YOUR INSTRUCTIONS: State how many lines of the data contain the word "this", and write nothing besides the number.

PROVIDED RECORDS:
• • •
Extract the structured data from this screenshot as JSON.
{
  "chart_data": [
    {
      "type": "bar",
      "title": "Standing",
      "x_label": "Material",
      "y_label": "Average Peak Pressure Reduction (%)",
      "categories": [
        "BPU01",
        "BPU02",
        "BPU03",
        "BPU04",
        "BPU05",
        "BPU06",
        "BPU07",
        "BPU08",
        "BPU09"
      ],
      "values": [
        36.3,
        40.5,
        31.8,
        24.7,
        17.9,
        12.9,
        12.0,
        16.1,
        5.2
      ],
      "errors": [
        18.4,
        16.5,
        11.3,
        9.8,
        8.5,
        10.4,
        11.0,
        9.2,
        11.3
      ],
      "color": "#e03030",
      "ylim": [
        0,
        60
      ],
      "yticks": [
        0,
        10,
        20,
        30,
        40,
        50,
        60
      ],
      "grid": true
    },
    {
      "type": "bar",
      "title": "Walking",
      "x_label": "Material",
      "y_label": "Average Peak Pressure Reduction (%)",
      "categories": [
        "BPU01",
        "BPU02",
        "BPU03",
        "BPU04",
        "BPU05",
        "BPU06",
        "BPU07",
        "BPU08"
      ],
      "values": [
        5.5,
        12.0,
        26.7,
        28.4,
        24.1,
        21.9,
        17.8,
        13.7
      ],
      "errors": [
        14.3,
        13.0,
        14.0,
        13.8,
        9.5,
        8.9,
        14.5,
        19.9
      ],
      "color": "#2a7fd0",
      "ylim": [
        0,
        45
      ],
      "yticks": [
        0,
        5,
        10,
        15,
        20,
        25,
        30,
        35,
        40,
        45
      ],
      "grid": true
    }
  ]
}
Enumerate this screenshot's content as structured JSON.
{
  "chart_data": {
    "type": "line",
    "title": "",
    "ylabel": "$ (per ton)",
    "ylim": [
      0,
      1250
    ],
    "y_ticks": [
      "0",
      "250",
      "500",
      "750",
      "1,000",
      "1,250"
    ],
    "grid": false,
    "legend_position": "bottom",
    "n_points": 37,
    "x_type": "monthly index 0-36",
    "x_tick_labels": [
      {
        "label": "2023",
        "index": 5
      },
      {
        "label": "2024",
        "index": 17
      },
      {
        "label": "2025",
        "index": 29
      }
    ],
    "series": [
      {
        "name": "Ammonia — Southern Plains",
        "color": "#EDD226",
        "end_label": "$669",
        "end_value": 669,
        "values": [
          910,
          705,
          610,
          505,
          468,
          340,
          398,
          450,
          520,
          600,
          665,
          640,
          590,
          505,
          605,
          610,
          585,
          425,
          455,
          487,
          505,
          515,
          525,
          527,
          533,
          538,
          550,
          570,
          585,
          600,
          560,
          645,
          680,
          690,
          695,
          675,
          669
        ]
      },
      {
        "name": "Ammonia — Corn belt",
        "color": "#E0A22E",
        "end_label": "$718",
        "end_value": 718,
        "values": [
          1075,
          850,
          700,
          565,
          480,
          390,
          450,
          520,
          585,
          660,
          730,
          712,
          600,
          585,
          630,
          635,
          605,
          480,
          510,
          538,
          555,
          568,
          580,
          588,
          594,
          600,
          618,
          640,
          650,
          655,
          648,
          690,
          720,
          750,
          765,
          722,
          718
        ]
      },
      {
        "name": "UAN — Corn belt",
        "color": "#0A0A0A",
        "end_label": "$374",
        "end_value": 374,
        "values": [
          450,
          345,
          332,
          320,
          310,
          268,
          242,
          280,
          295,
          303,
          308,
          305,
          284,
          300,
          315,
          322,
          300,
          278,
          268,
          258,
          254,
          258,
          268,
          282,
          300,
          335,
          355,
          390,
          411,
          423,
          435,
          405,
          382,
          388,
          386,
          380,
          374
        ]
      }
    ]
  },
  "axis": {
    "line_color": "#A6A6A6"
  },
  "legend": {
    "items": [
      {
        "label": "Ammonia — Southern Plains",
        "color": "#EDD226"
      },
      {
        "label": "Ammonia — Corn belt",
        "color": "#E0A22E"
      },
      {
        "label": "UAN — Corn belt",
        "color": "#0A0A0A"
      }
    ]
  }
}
• • •
WRITTEN RESPONSE: 2